* [THE TASK]: Count the lines below that contain the string "title". Reply with the number alone.

* [INPUT RECORDS]:
··········

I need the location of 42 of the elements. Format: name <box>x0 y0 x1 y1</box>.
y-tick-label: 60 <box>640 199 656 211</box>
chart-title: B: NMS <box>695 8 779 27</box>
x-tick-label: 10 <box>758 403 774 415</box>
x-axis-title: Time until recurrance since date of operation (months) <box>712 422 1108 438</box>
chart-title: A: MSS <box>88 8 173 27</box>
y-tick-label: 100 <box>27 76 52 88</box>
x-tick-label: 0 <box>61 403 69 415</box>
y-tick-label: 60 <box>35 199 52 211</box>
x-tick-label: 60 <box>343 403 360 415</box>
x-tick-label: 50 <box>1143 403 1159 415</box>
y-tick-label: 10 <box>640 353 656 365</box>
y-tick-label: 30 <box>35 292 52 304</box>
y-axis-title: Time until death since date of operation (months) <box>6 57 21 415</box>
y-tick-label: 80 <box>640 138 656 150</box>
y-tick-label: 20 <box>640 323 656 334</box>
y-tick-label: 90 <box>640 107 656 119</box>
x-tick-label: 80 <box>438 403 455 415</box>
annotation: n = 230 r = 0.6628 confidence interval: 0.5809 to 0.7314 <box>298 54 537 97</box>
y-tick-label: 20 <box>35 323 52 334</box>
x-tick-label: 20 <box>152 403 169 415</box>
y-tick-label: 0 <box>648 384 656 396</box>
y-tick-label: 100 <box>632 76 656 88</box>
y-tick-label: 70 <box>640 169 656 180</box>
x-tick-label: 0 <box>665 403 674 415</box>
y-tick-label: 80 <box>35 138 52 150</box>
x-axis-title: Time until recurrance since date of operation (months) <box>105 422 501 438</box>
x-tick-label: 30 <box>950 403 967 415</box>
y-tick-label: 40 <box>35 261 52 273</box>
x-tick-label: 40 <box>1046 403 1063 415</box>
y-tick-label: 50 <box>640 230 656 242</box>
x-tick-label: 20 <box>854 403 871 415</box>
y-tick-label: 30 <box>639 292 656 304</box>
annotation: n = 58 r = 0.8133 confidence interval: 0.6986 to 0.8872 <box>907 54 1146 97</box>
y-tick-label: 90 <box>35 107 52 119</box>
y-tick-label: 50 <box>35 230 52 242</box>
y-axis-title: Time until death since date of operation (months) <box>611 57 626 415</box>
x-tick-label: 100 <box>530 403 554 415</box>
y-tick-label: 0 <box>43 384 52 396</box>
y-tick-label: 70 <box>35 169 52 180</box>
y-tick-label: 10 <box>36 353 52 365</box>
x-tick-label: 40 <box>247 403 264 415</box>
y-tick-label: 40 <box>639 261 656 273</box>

··········

* [CORRECT RESULT]: 6